[EXERCISE]
Take each line that has the word "Amplitude" and return it.

Extracted data entries:
%%

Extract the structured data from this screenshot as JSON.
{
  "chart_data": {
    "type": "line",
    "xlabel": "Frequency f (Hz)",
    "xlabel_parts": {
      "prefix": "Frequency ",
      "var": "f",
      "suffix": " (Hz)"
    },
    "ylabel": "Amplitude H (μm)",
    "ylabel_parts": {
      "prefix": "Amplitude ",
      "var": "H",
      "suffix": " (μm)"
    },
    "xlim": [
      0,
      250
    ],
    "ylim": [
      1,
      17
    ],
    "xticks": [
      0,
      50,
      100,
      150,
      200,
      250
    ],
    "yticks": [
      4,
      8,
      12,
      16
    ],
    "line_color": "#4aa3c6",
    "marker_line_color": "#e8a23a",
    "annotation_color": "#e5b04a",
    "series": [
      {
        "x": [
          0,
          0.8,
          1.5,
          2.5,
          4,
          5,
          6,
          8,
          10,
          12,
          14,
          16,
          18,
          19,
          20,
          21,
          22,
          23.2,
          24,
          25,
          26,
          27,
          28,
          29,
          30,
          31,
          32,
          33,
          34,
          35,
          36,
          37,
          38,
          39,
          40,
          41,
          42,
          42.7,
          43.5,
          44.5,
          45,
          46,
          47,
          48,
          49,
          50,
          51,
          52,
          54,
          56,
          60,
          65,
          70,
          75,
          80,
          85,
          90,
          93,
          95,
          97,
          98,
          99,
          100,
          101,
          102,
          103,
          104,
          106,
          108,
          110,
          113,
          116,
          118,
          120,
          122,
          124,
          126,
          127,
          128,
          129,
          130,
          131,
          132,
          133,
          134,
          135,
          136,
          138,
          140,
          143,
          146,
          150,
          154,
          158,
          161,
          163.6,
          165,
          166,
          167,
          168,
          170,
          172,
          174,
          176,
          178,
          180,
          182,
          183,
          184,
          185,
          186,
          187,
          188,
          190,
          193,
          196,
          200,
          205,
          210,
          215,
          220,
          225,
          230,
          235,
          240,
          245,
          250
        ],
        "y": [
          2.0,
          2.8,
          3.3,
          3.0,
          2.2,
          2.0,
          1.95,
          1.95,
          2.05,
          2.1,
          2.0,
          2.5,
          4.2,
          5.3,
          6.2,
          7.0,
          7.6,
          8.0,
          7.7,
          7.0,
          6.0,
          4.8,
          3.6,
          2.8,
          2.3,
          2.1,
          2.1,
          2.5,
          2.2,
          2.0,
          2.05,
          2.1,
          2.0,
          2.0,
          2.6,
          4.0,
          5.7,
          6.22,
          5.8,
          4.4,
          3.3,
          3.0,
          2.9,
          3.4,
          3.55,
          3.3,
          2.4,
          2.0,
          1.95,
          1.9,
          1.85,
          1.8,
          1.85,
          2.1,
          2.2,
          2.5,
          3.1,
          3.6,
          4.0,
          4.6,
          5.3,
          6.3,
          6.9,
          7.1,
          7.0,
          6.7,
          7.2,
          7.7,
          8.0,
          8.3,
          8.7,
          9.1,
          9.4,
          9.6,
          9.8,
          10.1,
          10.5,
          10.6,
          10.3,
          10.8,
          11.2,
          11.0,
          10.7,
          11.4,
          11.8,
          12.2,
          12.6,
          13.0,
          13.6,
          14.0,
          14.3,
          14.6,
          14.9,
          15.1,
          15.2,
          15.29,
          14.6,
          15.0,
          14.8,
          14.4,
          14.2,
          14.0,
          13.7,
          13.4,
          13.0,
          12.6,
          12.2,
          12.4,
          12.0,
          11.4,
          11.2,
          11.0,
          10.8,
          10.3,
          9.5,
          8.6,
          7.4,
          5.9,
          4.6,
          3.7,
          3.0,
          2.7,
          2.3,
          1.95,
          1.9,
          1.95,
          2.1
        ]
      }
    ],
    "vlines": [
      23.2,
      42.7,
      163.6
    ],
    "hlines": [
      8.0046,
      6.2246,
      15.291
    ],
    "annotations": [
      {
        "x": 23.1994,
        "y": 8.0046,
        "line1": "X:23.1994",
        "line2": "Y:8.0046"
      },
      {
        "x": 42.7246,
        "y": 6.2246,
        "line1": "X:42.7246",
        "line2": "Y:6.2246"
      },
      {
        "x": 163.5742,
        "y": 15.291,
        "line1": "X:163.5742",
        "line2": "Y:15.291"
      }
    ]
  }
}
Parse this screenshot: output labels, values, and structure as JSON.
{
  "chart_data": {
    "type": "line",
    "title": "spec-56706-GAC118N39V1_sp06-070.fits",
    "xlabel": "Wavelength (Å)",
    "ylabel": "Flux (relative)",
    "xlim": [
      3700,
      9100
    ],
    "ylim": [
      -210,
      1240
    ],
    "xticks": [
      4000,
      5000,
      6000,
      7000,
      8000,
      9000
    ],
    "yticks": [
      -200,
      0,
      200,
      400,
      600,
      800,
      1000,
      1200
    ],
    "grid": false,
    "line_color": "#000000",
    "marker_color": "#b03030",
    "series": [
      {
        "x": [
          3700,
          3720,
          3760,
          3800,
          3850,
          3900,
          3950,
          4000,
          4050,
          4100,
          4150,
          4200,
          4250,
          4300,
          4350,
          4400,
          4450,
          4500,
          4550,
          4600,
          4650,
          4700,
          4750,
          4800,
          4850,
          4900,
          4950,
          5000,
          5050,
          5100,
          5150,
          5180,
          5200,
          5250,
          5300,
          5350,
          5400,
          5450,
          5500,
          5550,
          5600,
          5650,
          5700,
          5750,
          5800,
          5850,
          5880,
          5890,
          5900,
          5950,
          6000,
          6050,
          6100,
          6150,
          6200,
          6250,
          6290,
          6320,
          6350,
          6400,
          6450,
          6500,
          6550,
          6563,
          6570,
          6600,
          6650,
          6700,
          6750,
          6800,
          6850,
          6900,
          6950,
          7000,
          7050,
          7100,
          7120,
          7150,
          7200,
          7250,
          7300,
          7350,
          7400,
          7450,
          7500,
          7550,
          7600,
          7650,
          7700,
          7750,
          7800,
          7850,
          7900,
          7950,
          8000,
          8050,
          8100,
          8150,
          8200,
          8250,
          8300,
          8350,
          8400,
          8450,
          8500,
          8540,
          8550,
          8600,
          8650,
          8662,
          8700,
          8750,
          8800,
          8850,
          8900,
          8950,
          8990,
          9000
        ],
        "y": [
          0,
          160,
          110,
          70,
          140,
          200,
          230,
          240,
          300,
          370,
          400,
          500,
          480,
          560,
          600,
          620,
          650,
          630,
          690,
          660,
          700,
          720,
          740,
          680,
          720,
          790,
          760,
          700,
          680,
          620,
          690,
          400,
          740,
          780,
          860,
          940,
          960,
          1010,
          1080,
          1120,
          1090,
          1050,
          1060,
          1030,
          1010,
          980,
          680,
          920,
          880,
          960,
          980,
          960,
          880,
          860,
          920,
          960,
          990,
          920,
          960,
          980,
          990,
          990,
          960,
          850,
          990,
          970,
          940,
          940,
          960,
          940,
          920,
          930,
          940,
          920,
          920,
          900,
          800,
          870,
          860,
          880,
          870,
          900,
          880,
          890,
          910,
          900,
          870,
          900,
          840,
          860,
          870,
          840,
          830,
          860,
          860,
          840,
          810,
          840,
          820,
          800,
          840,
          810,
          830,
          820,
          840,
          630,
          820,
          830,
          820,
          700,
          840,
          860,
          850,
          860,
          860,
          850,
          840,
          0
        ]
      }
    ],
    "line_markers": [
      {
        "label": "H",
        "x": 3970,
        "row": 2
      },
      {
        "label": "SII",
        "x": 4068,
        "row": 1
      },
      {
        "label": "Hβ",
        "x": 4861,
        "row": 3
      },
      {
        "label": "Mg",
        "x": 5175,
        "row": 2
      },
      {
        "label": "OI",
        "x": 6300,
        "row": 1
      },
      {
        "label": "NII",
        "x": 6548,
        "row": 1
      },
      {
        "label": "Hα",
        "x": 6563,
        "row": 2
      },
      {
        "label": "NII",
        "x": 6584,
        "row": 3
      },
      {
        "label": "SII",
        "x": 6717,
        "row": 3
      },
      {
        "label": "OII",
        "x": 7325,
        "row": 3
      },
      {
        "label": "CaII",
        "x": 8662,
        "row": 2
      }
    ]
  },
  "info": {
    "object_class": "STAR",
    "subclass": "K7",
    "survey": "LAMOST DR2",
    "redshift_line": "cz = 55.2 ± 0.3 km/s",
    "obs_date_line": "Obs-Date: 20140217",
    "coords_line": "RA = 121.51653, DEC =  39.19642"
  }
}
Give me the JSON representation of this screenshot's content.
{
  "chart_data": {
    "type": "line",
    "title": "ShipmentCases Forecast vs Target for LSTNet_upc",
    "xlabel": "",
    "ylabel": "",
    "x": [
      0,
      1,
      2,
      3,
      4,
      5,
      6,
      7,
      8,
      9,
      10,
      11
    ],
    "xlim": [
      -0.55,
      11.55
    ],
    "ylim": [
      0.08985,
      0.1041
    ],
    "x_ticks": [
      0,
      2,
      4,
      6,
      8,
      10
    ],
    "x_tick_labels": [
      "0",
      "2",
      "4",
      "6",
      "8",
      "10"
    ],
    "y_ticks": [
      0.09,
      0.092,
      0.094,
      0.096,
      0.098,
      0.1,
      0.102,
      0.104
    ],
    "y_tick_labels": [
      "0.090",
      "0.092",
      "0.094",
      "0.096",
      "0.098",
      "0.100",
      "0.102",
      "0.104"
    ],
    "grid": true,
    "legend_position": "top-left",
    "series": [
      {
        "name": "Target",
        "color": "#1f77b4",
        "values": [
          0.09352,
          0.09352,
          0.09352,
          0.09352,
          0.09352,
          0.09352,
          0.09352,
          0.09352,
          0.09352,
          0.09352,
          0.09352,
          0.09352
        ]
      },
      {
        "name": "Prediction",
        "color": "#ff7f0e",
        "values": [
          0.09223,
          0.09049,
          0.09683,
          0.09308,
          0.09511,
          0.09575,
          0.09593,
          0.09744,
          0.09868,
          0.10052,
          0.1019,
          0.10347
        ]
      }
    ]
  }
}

%%

[THE RESULT]
    "ylabel": "Amplitude H (μm)",
      "prefix": "Amplitude ",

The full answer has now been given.